I’ve been gathering information supporting the title of this article for several weeks now. I knew the good reforms that took seven years to enact in Florida would pay off. The proof is all around us and my article was going to tell the rest of the country to take notice. It was going to tell everyone that the lawsuit reforms Florida passed three years ago were successful. Indeed we hit a homerun! We have lower rates, improved competition, for consumers, business’s, health care workers, homeowners and automobile drivers. In fact, it’s obvious to everyone except trial lawyers, public adjusters and shady buildback contractors–who labeled the reforms as insurer bailouts and a sellout by lawmakers. Not so!
Read Kyle Ulrich’s article “Florida’s Lesson for the Nation” and spread it amongst your email lists so those in other states can learn what Florida has done and what what they can do to get the same results. TORT REFORM WORKS!
The Right Way to Lower Insurance Costs: Florida’s Lesson for the Nation
By Kyle Ulrich, President & CEO Florida Association of Insurance Agents
When Florida lawmakers enacted sweeping tort and insurance reforms in 2022 and 2023, their goal was to repair a system that had become one of the most expensive and litigious in the nation. Critics said the changes might help stabilize the homeowners market but questioned whether policyholders would benefit in the form of lower premiums. Almost three years later, the evidence is clear: Florida’s reforms are working, not just for property insurance, but across every major line of coverage.

Entries provided —
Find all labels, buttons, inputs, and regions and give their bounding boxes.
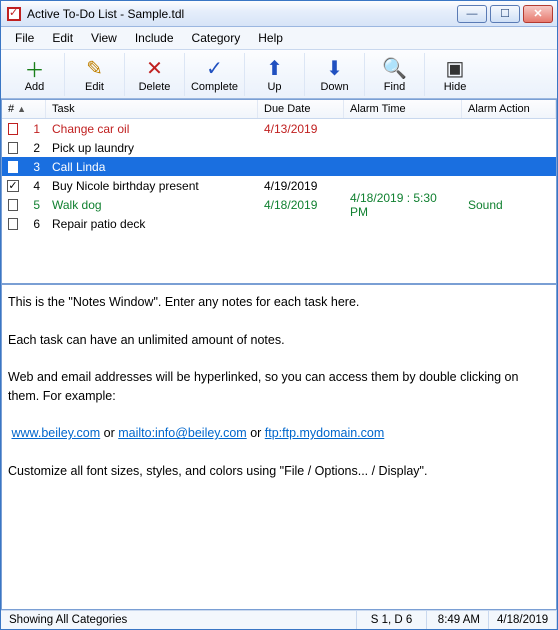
minimize-button[interactable]: —	[457, 5, 487, 23]
task-name: Pick up laundry	[46, 141, 258, 155]
titlebar[interactable]: Active To-Do List - Sample.tdl — ☐ ✕	[1, 1, 557, 27]
edit-icon: ✎	[65, 55, 124, 81]
status-counts: S 1, D 6	[357, 611, 427, 629]
find-button[interactable]: 🔍Find	[365, 53, 425, 96]
link-web[interactable]: www.beiley.com	[11, 426, 100, 440]
menu-help[interactable]: Help	[250, 29, 291, 47]
status-time: 8:49 AM	[427, 611, 489, 629]
notes-line: Customize all font sizes, styles, and co…	[8, 462, 550, 481]
menu-include[interactable]: Include	[127, 29, 182, 47]
task-num: 2	[24, 141, 46, 155]
complete-icon: ✓	[185, 55, 244, 81]
window-title: Active To-Do List - Sample.tdl	[27, 7, 457, 21]
task-due: 4/18/2019	[258, 198, 344, 212]
edit-button[interactable]: ✎Edit	[65, 53, 125, 96]
hide-icon: ▣	[425, 55, 485, 81]
task-num: 3	[24, 160, 46, 174]
checkbox-icon[interactable]	[8, 161, 18, 173]
toolbar-label: Delete	[125, 81, 184, 93]
checkbox-icon[interactable]	[8, 199, 18, 211]
column-header-task[interactable]: Task	[46, 100, 258, 118]
task-action: Sound	[462, 198, 556, 212]
task-num: 6	[24, 217, 46, 231]
menubar: File Edit View Include Category Help	[1, 27, 557, 50]
task-list-pane: #▲ Task Due Date Alarm Time Alarm Action…	[1, 99, 557, 284]
status-date: 4/18/2019	[489, 611, 557, 629]
app-icon	[7, 7, 21, 21]
menu-file[interactable]: File	[7, 29, 42, 47]
task-row[interactable]: ✓ 4Buy Nicole birthday present4/19/2019	[2, 176, 556, 195]
close-button[interactable]: ✕	[523, 5, 553, 23]
menu-edit[interactable]: Edit	[44, 29, 81, 47]
statusbar: Showing All Categories S 1, D 6 8:49 AM …	[1, 610, 557, 629]
column-header-action[interactable]: Alarm Action	[462, 100, 556, 118]
task-row[interactable]: 3Call Linda	[2, 157, 556, 176]
toolbar-label: Hide	[425, 81, 485, 93]
sort-asc-icon: ▲	[17, 104, 26, 114]
delete-button[interactable]: ✕Delete	[125, 53, 185, 96]
task-name: Walk dog	[46, 198, 258, 212]
status-category: Showing All Categories	[1, 611, 357, 629]
menu-category[interactable]: Category	[184, 29, 249, 47]
notes-line: Each task can have an unlimited amount o…	[8, 331, 550, 350]
notes-links: www.beiley.com or mailto:info@beiley.com…	[8, 424, 550, 443]
toolbar-label: Find	[365, 81, 424, 93]
link-mailto[interactable]: mailto:info@beiley.com	[118, 426, 246, 440]
checkbox-icon[interactable]	[8, 142, 18, 154]
down-icon: ⬇	[305, 55, 364, 81]
link-ftp[interactable]: ftp:ftp.mydomain.com	[265, 426, 385, 440]
task-row[interactable]: 1Change car oil4/13/2019	[2, 119, 556, 138]
up-button[interactable]: ⬆Up	[245, 53, 305, 96]
complete-button[interactable]: ✓Complete	[185, 53, 245, 96]
toolbar-label: Complete	[185, 81, 244, 93]
menu-view[interactable]: View	[83, 29, 125, 47]
column-headers: #▲ Task Due Date Alarm Time Alarm Action	[2, 100, 556, 119]
toolbar-label: Edit	[65, 81, 124, 93]
add-icon: ＋	[5, 55, 64, 81]
add-button[interactable]: ＋Add	[5, 53, 65, 96]
task-row[interactable]: 2Pick up laundry	[2, 138, 556, 157]
column-header-alarm[interactable]: Alarm Time	[344, 100, 462, 118]
up-icon: ⬆	[245, 55, 304, 81]
task-name: Repair patio deck	[46, 217, 258, 231]
task-num: 5	[24, 198, 46, 212]
window-controls: — ☐ ✕	[457, 5, 553, 23]
toolbar-label: Down	[305, 81, 364, 93]
hide-button[interactable]: ▣Hide	[425, 53, 485, 96]
toolbar-label: Up	[245, 81, 304, 93]
find-icon: 🔍	[365, 55, 424, 81]
maximize-button[interactable]: ☐	[490, 5, 520, 23]
down-button[interactable]: ⬇Down	[305, 53, 365, 96]
notes-line: This is the "Notes Window". Enter any no…	[8, 293, 550, 312]
task-due: 4/13/2019	[258, 122, 344, 136]
checkbox-icon[interactable]: ✓	[7, 180, 18, 192]
task-num: 1	[24, 122, 46, 136]
delete-icon: ✕	[125, 55, 184, 81]
task-rows: 1Change car oil4/13/20192Pick up laundry…	[2, 119, 556, 283]
task-name: Buy Nicole birthday present	[46, 179, 258, 193]
task-num: 4	[24, 179, 46, 193]
task-name: Change car oil	[46, 122, 258, 136]
toolbar: ＋Add✎Edit✕Delete✓Complete⬆Up⬇Down🔍Find▣H…	[1, 50, 557, 99]
task-name: Call Linda	[46, 160, 258, 174]
toolbar-label: Add	[5, 81, 64, 93]
task-alarm: 4/18/2019 : 5:30 PM	[344, 191, 462, 219]
checkbox-icon[interactable]	[8, 123, 18, 135]
column-header-due[interactable]: Due Date	[258, 100, 344, 118]
checkbox-icon[interactable]	[8, 218, 18, 230]
task-due: 4/19/2019	[258, 179, 344, 193]
notes-line: Web and email addresses will be hyperlin…	[8, 368, 550, 406]
task-row[interactable]: 6Repair patio deck	[2, 214, 556, 233]
column-header-num[interactable]: #▲	[2, 100, 46, 118]
notes-pane[interactable]: This is the "Notes Window". Enter any no…	[1, 284, 557, 610]
task-row[interactable]: 5Walk dog4/18/20194/18/2019 : 5:30 PMSou…	[2, 195, 556, 214]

Exercise requirements —
[1] In the passage on Florida's insurance reforms, why does the writer ask readers to share Kyle Ulrich's article with their email lists? Answer in one to three sentences.
[2] Could you resume the passage on Florida's insurance reforms from its final sentence?
None of the items relate to the passage on Florida's insurance reforms.

Task-by-task answers —
[1] The writer wants people in other states to learn what Florida has done and what they can do to get the same results.

[2]
The transformation didn’t happen by capping prices or imposing political controls over rates. Instead, Florida chose to tackle the root causes of rising premiums: runaway litigation. While states like Illinois, Louisiana, and Michigan are now flirting with price caps and political rate-setting, Florida charted a different course, focusing on cost control, competition, and reforming the legal environment that had allowed lawsuit abuse and inflated claims to flourish. That decision is paying off, and the results are beginning to show up in consumers’ wallets.
A recent Wall Street Journal article, “Runaway Insurance Costs Bring Back Talk of Price Caps,” highlighted how lawmakers across the country are under pressure to limit insurance rate increases as premiums for home and auto coverage soar. In Illinois, officials are seeking the power to veto insurer rate hikes. Louisiana just gave its regulator new authority to strike down what it deems “excessive” premiums. Michigan legislators are pushing for an across-the-board 10 percent cut in auto rates. And in California, decades of strict rate caps have backfired, driving major carriers out of the state and leaving regulators approving double-digit hikes to lure companies back. The California insurance commissioner recently admitted, “We can’t just talk about affordability without first addressing availability. You can’t afford what doesn’t exist.”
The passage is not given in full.